● WHAT TO WORK ON
Every line below that mentions the word "JSON" should be copied out.

● RECORDS TO USE
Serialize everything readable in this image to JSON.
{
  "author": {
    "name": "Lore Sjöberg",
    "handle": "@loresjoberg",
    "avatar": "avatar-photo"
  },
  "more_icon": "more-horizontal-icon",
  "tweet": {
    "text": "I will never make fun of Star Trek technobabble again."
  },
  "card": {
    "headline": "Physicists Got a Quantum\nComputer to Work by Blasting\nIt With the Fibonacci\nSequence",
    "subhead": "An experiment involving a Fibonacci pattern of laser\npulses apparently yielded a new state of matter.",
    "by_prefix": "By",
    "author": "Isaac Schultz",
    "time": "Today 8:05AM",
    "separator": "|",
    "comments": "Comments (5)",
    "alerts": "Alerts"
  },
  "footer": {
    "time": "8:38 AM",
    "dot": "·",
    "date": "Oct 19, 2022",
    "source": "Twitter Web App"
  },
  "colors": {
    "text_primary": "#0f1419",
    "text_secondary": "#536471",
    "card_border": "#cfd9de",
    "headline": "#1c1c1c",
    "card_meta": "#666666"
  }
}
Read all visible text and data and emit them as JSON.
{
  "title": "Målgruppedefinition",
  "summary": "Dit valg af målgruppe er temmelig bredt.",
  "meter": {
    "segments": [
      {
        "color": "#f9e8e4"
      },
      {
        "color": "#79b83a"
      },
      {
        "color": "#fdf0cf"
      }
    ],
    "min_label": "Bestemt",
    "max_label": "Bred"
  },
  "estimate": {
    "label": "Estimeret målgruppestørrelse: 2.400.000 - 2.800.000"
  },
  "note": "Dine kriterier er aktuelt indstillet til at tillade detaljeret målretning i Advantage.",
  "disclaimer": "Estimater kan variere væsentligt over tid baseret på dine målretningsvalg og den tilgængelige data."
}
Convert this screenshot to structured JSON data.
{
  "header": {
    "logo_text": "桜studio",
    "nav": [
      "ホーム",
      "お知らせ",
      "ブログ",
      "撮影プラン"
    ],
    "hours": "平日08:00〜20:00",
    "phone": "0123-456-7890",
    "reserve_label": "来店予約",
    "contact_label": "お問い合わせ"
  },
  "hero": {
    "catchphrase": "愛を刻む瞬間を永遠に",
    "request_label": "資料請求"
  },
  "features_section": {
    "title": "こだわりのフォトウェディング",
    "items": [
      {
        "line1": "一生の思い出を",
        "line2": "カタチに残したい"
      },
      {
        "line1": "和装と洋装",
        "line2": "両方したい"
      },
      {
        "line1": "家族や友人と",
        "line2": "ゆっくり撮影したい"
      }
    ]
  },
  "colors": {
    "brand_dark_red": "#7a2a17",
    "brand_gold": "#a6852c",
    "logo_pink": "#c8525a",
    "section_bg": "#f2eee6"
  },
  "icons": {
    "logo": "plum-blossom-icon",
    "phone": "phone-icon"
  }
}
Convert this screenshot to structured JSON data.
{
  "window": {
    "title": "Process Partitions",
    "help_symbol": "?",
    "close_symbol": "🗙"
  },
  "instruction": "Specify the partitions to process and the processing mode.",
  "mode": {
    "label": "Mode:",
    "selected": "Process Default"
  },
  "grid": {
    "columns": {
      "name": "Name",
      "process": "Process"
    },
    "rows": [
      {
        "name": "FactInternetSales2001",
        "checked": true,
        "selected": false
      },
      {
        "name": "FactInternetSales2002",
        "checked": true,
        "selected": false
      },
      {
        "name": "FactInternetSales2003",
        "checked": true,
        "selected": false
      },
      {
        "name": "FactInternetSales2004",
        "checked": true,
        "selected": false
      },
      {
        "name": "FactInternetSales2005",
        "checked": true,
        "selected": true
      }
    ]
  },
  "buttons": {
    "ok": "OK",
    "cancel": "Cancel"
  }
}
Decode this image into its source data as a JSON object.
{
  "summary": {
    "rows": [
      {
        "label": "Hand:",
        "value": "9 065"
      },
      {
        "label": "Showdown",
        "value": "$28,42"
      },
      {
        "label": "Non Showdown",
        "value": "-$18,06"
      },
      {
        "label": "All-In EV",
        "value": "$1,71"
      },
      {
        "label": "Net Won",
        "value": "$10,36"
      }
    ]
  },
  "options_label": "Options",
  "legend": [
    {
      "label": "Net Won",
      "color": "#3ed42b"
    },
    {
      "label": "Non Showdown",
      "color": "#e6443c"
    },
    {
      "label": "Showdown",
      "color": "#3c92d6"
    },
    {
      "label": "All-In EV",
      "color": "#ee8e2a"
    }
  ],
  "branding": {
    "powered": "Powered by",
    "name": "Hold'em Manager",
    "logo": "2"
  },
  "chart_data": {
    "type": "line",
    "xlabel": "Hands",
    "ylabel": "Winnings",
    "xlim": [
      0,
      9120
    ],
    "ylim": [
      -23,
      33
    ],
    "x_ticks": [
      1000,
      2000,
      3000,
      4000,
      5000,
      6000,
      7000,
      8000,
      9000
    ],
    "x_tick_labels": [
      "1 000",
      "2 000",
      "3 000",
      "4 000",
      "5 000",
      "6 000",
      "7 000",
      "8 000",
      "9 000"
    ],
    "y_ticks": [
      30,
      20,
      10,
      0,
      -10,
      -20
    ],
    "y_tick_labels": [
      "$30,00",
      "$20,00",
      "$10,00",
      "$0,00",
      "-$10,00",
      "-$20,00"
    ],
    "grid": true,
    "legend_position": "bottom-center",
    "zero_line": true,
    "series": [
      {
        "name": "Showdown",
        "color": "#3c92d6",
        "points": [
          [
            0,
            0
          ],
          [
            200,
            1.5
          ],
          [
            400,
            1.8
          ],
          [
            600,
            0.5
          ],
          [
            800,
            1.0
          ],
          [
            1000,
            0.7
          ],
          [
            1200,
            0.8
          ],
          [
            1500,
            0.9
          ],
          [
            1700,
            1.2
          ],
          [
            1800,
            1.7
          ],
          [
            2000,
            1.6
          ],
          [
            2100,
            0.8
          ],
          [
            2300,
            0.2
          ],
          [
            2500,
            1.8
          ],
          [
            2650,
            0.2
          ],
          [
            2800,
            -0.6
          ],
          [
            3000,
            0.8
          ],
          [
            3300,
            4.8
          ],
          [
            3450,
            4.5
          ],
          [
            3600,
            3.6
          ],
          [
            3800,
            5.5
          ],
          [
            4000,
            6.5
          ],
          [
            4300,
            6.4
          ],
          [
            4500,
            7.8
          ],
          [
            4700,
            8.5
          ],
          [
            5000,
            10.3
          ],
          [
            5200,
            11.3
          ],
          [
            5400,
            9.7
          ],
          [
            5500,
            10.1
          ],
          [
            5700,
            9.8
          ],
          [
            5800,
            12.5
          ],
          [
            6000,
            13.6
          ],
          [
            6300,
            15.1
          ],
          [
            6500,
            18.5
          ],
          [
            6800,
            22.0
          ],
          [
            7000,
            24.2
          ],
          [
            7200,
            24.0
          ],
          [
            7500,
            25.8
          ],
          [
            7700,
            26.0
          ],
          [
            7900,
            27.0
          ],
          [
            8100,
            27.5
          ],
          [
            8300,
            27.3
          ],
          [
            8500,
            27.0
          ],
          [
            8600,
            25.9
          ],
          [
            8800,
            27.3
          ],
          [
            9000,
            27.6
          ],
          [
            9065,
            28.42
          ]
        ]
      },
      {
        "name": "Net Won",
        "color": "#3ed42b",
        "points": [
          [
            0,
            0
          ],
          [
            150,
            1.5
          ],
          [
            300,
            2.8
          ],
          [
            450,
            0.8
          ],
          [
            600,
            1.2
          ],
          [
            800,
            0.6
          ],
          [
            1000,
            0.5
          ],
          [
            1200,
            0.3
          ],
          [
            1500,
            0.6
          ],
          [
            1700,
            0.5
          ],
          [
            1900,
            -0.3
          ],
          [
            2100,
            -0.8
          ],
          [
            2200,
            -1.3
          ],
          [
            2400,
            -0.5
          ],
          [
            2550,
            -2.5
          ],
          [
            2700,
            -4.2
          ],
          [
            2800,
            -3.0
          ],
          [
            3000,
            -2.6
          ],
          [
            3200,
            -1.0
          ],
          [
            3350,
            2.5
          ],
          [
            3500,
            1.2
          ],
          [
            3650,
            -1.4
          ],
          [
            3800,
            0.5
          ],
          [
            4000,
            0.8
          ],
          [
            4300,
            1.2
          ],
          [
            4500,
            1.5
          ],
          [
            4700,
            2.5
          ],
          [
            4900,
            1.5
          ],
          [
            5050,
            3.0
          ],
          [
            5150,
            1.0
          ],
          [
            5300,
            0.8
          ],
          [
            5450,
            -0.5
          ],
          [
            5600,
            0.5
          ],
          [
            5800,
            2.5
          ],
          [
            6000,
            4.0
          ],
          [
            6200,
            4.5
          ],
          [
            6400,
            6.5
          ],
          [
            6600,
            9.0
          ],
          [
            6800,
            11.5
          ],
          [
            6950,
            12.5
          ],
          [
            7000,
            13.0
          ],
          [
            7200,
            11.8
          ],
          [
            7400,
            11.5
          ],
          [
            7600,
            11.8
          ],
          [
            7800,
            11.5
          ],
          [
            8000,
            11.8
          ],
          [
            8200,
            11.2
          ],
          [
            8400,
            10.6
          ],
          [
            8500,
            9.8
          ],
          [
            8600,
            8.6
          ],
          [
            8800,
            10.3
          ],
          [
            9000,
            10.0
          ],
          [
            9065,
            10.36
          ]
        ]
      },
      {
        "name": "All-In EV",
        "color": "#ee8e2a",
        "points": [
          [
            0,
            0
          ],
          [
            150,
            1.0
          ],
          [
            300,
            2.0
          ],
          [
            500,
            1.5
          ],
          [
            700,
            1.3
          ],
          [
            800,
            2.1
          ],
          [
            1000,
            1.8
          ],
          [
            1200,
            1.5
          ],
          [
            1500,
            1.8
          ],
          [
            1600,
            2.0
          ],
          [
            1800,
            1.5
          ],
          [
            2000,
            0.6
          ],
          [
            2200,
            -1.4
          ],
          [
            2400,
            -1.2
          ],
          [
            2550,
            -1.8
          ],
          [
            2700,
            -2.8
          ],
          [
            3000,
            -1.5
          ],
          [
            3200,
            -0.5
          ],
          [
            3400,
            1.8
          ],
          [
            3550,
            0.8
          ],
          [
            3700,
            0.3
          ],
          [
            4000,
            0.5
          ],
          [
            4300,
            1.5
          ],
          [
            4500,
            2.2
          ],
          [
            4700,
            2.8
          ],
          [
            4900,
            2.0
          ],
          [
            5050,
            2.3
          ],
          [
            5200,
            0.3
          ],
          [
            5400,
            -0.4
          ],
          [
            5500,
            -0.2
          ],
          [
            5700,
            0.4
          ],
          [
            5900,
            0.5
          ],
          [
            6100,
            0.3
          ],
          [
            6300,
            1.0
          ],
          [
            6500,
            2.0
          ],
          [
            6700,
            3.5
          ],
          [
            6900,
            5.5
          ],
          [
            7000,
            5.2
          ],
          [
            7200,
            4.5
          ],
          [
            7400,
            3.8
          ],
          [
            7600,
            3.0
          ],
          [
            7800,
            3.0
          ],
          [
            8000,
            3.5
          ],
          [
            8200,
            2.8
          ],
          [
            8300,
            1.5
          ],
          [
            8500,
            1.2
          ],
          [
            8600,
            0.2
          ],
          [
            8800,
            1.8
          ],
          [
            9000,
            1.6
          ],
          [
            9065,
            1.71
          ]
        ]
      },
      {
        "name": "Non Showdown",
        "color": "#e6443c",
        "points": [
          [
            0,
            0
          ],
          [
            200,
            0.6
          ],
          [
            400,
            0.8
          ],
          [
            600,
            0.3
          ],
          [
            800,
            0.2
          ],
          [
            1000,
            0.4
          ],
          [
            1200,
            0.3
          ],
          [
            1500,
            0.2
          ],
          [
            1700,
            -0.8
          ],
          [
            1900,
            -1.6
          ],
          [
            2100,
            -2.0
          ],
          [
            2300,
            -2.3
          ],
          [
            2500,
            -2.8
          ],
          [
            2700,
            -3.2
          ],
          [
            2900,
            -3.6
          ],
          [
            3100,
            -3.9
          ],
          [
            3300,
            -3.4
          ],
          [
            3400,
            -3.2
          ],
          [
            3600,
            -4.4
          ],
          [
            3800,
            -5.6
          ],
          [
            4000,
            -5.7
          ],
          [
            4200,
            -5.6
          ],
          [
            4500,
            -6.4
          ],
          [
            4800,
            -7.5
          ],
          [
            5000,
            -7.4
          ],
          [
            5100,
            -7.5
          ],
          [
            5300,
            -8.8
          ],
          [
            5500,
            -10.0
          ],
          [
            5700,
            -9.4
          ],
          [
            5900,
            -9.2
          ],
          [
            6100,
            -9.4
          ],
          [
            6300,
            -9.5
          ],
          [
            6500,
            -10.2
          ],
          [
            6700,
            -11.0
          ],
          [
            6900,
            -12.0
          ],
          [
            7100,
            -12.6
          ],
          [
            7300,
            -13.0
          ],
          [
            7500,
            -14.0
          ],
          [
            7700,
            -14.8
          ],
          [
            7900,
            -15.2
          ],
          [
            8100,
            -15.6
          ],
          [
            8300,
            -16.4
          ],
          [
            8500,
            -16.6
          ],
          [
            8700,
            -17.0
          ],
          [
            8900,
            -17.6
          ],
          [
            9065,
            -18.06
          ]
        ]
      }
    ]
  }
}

● WRITTEN RESPONSE
Serialize everything readable in this image to JSON.
Read all visible text and data and emit them as JSON.
Convert this screenshot to structured JSON data.
Convert this screenshot to structured JSON data.
Decode this image into its source data as a JSON object.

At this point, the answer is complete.